Stated problem a:
Can you condense the paragraph in the article on writing contests that begins "Calabrese, who is based in Tampa" into a short list that keeps its main facts?

Given text:

»»

Debut Children’s Authors Helped by Contest Wins
By Laura Aldir-Hernandez

The road to your first book contract can be filled with potholes and detours. The same can be said for the path to a successful career as a magazine freelancer. Doing well in a writing competition can be just the encouragement a new writer needs. If nothing else, you know your submission will not languish in a giant slush pile or get gobbled up by a spam filter. Contest entries are read within a specified time period, often by multiple judges. That alone should be incentive enough to submit when you need a break from the open-ended—and seemingly endless—waiting.

“I can’t say enough positive things about writing contests,” says Lori Calabrese, an experienced freelance writer for children’s magazines and author of The Bug That Plagued the Entire Third Grade, a new picture book available later this year. Contests provide “huge opportunities for a writer—especially those having troubling ‘breaking in.’”

Calabrese, who is based in Tampa and serves as principal blogger/reporter on children’s books for the national content site Examiner.com, had already established herself in children’s magazines, with writing credits that included Boy’s Life, Odyssey, and Appleseeds. Winning two contests in 2009 took her kids’ writing career to the next level. Calabrese came in first place in Dragonfly Publishing’s picture book contest, snagging herself a publication contract for her upcoming Bug book. She also won second place in a nonfiction sports contest sponsored by the Children’s Writer monthly newsletter.

««

Given entries:

»»

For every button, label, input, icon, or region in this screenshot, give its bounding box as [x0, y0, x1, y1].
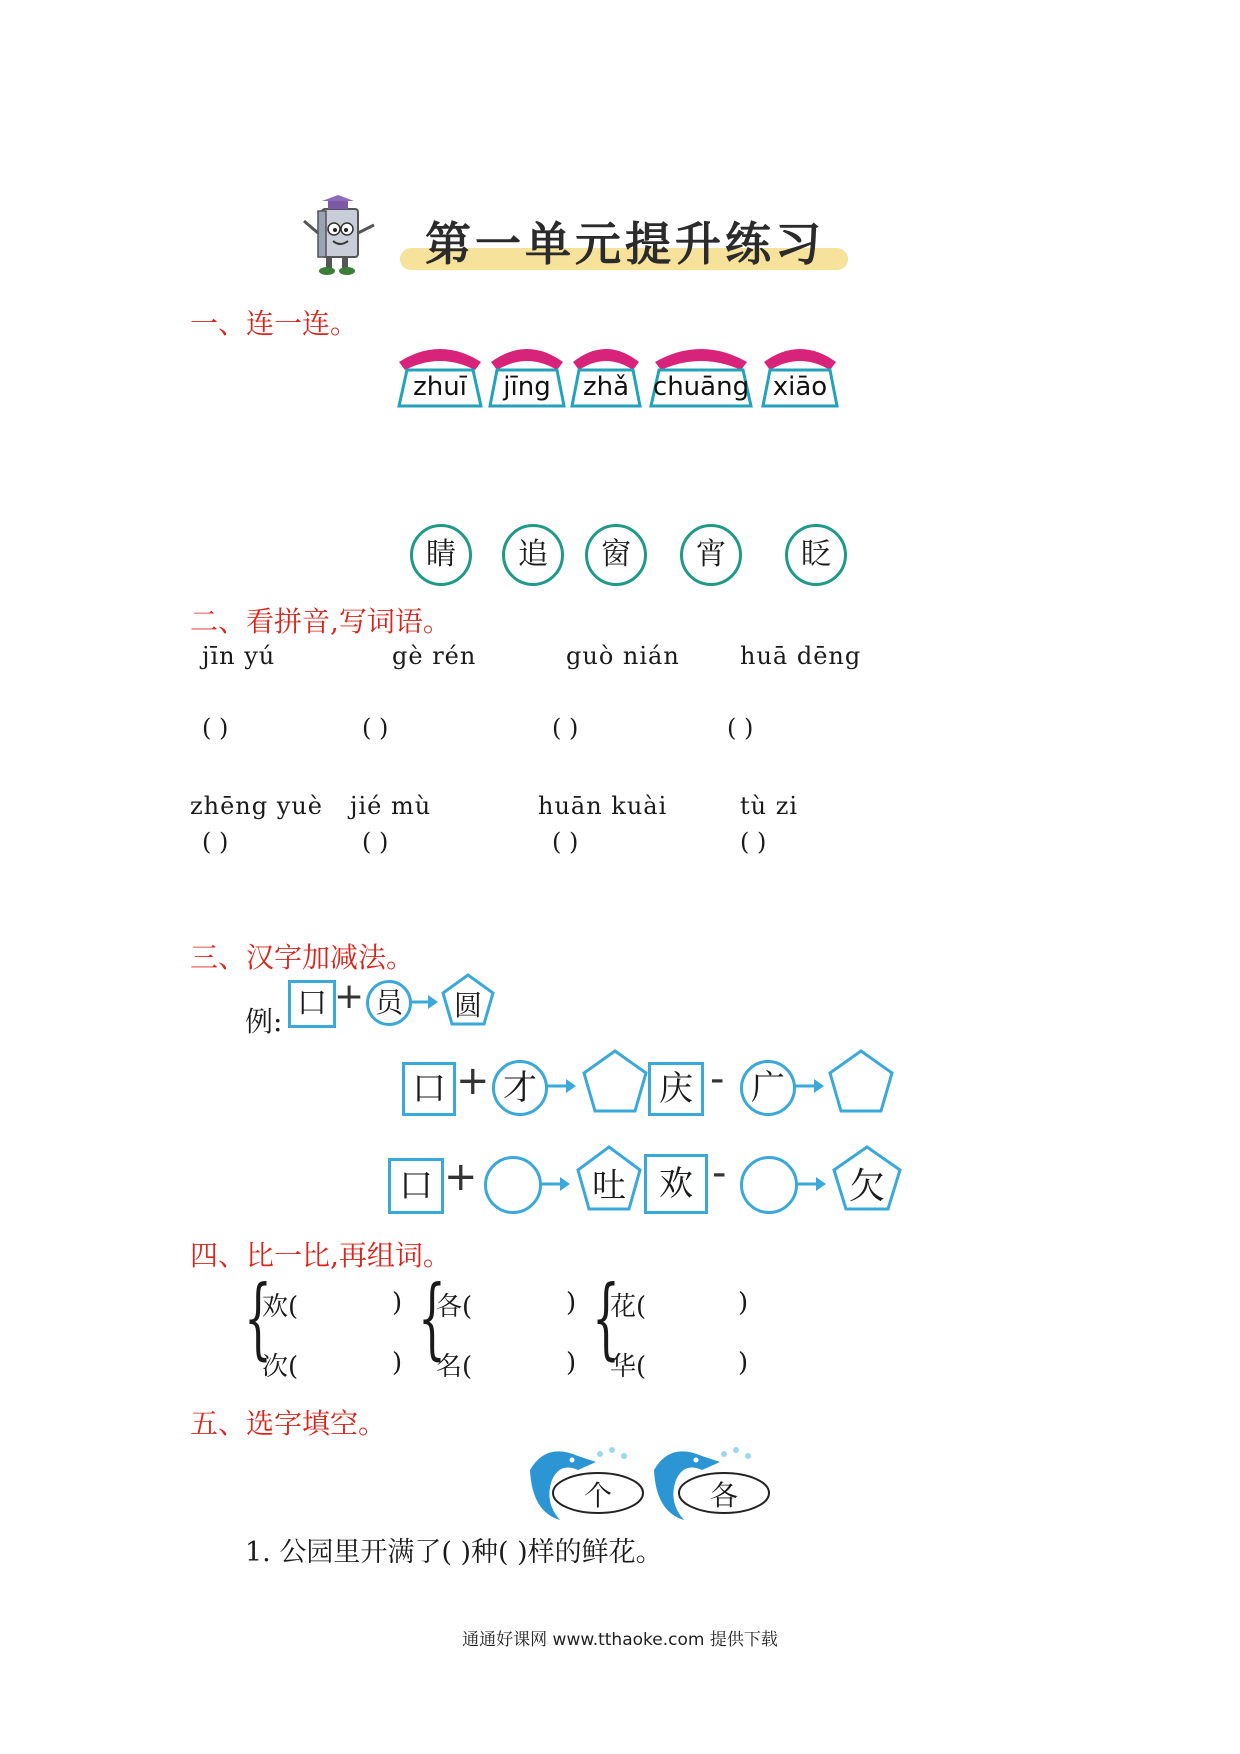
footer-credit: 通通好课网 www.tthaoke.com 提供下载: [462, 1630, 778, 1650]
char-circle: 睛: [410, 524, 472, 586]
phone-label: jīng: [503, 372, 551, 402]
blank-circle[interactable]: [740, 1156, 798, 1214]
answer-blank[interactable]: ( ): [740, 828, 767, 856]
pinyin-prompt: huā dēng: [740, 642, 862, 670]
char-box: 口: [402, 1062, 456, 1116]
char-box: 欢: [644, 1154, 708, 1214]
section-3-heading: 三、汉字加减法。: [190, 941, 415, 974]
phone-label: chuāng: [652, 372, 750, 402]
blank-circle[interactable]: [484, 1156, 542, 1214]
plus-sign: +: [444, 1154, 478, 1200]
example-box: 口: [288, 980, 336, 1028]
pentagon-char: 欠: [848, 1166, 885, 1207]
answer-blank[interactable]: ( ): [552, 828, 579, 856]
phone-label: zhǎ: [582, 372, 630, 402]
char-circle: 追: [502, 524, 564, 586]
minus-sign: -: [712, 1150, 727, 1196]
answer-blank[interactable]: ( ): [727, 714, 754, 742]
char-circle: 宵: [680, 524, 742, 586]
phone-label: xiāo: [772, 372, 828, 402]
minus-sign: -: [710, 1056, 725, 1102]
example-label: 例:: [245, 1005, 283, 1038]
arrow-right-icon: [540, 1174, 572, 1194]
pinyin-prompt: tù zi: [740, 792, 799, 820]
choice-char: 各: [709, 1479, 738, 1512]
compare-close: ): [738, 1348, 749, 1378]
pinyin-prompt: huān kuài: [538, 792, 668, 820]
char-circle: 广: [740, 1060, 796, 1116]
blank-pentagon[interactable]: [580, 1048, 650, 1114]
pinyin-prompt: jié mù: [350, 792, 432, 820]
plus-sign: +: [334, 976, 365, 1017]
compare-word: 欢(: [262, 1292, 299, 1322]
arrow-right-icon: [410, 992, 440, 1012]
example-circle: 员: [366, 980, 412, 1026]
brace: {: [418, 1266, 446, 1369]
answer-blank[interactable]: ( ): [202, 828, 229, 856]
blank-pentagon[interactable]: [826, 1048, 896, 1114]
answer-blank[interactable]: ( ): [552, 714, 579, 742]
example-result: 圆: [453, 989, 482, 1022]
pinyin-prompt: zhēng yuè: [190, 792, 323, 820]
char-circle: 窗: [585, 524, 647, 586]
compare-word: 华(: [610, 1352, 647, 1382]
arrow-right-icon: [796, 1174, 828, 1194]
page-title: 第一单元提升练习: [425, 217, 825, 271]
pinyin-prompt: gè rén: [392, 642, 477, 670]
section-2-heading: 二、看拼音,写词语。: [190, 605, 451, 638]
compare-close: ): [566, 1348, 577, 1378]
char-box: 庆: [648, 1062, 704, 1116]
char-circle: 眨: [785, 524, 847, 586]
section-4-heading: 四、比一比,再组词。: [190, 1239, 451, 1272]
compare-word: 各(: [436, 1292, 473, 1322]
question-1: 1. 公园里开满了( )种( )样的鲜花。: [245, 1537, 663, 1568]
compare-close: ): [392, 1348, 403, 1378]
phone-label: zhuī: [413, 372, 467, 402]
pentagon-char: 吐: [592, 1166, 626, 1206]
answer-blank[interactable]: ( ): [202, 714, 229, 742]
book-mascot-icon: [298, 195, 378, 277]
compare-close: ): [738, 1288, 749, 1318]
section-1-heading: 一、连一连。: [190, 307, 359, 340]
char-box: 口: [388, 1158, 444, 1214]
pinyin-prompt: guò nián: [566, 642, 680, 670]
answer-blank[interactable]: ( ): [362, 714, 389, 742]
brace: {: [244, 1266, 272, 1369]
answer-blank[interactable]: ( ): [362, 828, 389, 856]
compare-close: ): [566, 1288, 577, 1318]
compare-word: 花(: [610, 1292, 647, 1322]
plus-sign: +: [456, 1058, 490, 1104]
char-circle: 才: [492, 1060, 548, 1116]
section-5-heading: 五、选字填空。: [190, 1407, 387, 1440]
compare-close: ): [392, 1288, 403, 1318]
brace: {: [592, 1266, 620, 1369]
choice-char: 个: [583, 1479, 612, 1512]
compare-word: 次(: [262, 1352, 299, 1382]
compare-word: 名(: [436, 1352, 473, 1382]
pinyin-prompt: jīn yú: [202, 642, 276, 670]
arrow-right-icon: [546, 1076, 578, 1096]
arrow-right-icon: [794, 1076, 826, 1096]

««

Stated problem b:
Could you print the lines of the listing from the line with "footer-credit: 通通好课网 www.tthaoke.com" to the line with "char-circle: 窗: [585, 524, 647, 586]", with both of those lines included?

Reply a:
- Calabrese is based in Tampa and is the principal blogger/reporter on children's books for Examiner.com.
- She was already established in children's magazines, with credits in Boy's Life, Odyssey, and Appleseeds.
- Two contest wins in 2009 took her kids' writing career to the next level:
  - First place in Dragonfly Publishing's picture book contest, which earned her a publication contract for her upcoming Bug book.
  - Second place in a nonfiction sports contest sponsored by the Children's Writer monthly newsletter.

Reply b:
footer-credit: 通通好课网 www.tthaoke.com 提供下载: [462, 1630, 778, 1650]
char-circle: 睛: [410, 524, 472, 586]
phone-label: jīng: [503, 372, 551, 402]
blank-circle[interactable]: [740, 1156, 798, 1214]
answer-blank[interactable]: ( ): [740, 828, 767, 856]
pinyin-prompt: huā dēng: [740, 642, 862, 670]
char-box: 口: [402, 1062, 456, 1116]
char-box: 欢: [644, 1154, 708, 1214]
section-3-heading: 三、汉字加减法。: [190, 941, 415, 974]
phone-label: chuāng: [652, 372, 750, 402]
blank-circle[interactable]: [484, 1156, 542, 1214]
plus-sign: +: [444, 1154, 478, 1200]
example-box: 口: [288, 980, 336, 1028]
pentagon-char: 欠: [848, 1166, 885, 1207]
answer-blank[interactable]: ( ): [552, 828, 579, 856]
phone-label: zhǎ: [582, 372, 630, 402]
char-circle: 追: [502, 524, 564, 586]
minus-sign: -: [712, 1150, 727, 1196]
answer-blank[interactable]: ( ): [727, 714, 754, 742]
char-circle: 宵: [680, 524, 742, 586]
phone-label: xiāo: [772, 372, 828, 402]
minus-sign: -: [710, 1056, 725, 1102]
example-label: 例:: [245, 1005, 283, 1038]
arrow-right-icon: [540, 1174, 572, 1194]
pinyin-prompt: tù zi: [740, 792, 799, 820]
choice-char: 各: [709, 1479, 738, 1512]
compare-close: ): [738, 1348, 749, 1378]
pinyin-prompt: huān kuài: [538, 792, 668, 820]
char-circle: 广: [740, 1060, 796, 1116]
blank-pentagon[interactable]: [580, 1048, 650, 1114]
pinyin-prompt: jié mù: [350, 792, 432, 820]
plus-sign: +: [334, 976, 365, 1017]
compare-word: 欢(: [262, 1292, 299, 1322]
arrow-right-icon: [410, 992, 440, 1012]
example-circle: 员: [366, 980, 412, 1026]
brace: {: [418, 1266, 446, 1369]
answer-blank[interactable]: ( ): [202, 828, 229, 856]
blank-pentagon[interactable]: [826, 1048, 896, 1114]
answer-blank[interactable]: ( ): [552, 714, 579, 742]
example-result: 圆: [453, 989, 482, 1022]
pinyin-prompt: zhēng yuè: [190, 792, 323, 820]
char-circle: 窗: [585, 524, 647, 586]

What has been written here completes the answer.